Entries from a dataset:
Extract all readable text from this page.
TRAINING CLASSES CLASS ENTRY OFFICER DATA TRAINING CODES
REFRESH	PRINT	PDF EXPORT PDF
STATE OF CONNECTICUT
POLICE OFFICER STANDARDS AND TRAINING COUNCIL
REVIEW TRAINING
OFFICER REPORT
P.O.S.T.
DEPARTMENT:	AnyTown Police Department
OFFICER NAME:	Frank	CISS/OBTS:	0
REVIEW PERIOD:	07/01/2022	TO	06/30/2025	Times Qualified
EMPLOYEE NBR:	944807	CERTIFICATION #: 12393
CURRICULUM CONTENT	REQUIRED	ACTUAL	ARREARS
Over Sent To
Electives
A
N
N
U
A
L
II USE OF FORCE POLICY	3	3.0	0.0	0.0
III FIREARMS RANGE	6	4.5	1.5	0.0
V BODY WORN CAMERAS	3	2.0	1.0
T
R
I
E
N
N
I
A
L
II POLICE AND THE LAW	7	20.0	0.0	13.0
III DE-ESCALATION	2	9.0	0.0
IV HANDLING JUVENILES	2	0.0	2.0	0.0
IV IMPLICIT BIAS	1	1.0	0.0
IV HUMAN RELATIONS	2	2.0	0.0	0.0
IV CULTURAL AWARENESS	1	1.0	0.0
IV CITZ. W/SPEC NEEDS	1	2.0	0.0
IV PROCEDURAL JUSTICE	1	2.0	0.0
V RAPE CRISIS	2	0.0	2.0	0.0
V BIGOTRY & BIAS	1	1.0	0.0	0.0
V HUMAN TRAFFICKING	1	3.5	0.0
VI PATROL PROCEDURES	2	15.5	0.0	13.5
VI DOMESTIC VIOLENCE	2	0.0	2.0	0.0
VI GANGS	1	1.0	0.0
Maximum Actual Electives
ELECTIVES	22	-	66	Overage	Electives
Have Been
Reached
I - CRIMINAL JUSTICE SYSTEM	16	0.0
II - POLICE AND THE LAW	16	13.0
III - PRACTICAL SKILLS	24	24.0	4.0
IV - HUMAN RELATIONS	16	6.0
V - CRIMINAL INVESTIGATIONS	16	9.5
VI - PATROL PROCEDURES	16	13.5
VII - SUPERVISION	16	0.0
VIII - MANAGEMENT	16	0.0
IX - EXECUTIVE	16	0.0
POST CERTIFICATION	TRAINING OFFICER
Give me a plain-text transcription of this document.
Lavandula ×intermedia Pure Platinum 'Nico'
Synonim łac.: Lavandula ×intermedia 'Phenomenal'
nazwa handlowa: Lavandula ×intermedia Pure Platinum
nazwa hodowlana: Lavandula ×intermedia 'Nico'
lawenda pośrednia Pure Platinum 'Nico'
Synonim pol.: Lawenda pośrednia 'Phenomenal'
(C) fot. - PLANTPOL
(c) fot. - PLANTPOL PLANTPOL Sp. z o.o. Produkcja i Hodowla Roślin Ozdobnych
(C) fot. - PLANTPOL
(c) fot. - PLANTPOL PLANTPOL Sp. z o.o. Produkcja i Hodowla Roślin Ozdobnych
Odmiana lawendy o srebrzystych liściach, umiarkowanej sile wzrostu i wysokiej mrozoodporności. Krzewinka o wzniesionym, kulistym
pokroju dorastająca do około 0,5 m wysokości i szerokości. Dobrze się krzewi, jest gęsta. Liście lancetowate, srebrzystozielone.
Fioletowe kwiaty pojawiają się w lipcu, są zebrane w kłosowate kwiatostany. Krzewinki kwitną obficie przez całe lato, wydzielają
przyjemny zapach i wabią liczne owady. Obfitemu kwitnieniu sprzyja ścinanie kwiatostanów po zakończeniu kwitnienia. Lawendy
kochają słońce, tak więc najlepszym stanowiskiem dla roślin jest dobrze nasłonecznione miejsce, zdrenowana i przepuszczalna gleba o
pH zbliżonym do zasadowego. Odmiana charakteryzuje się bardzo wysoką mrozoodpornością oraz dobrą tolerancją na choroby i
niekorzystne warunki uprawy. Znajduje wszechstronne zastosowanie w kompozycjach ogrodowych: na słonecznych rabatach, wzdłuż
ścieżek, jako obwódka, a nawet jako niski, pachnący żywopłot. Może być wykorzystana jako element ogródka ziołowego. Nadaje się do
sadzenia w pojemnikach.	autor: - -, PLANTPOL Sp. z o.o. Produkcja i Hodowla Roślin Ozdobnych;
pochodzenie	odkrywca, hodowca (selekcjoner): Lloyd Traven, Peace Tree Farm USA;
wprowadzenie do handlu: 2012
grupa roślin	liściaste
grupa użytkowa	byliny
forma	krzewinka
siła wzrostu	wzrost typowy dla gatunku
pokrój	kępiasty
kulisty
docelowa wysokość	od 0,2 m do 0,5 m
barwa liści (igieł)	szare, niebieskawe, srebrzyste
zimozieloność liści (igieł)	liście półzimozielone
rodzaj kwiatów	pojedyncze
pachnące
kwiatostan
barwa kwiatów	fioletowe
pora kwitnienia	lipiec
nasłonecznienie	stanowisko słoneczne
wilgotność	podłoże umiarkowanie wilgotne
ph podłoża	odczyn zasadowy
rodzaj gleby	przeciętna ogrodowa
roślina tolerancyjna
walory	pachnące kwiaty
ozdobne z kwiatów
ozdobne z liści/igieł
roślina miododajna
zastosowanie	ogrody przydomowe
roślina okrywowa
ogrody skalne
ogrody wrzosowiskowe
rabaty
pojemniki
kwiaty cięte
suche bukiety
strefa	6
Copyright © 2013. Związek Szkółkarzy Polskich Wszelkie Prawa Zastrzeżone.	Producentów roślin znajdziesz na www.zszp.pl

_OBJECTIVE:_
Search the records for the word "PROCEDURES", then list every line that has it.

_TASK OUTPUT:_
VI PATROL PROCEDURES	2	15.5	0.0	13.5
VI - PATROL PROCEDURES	16	13.5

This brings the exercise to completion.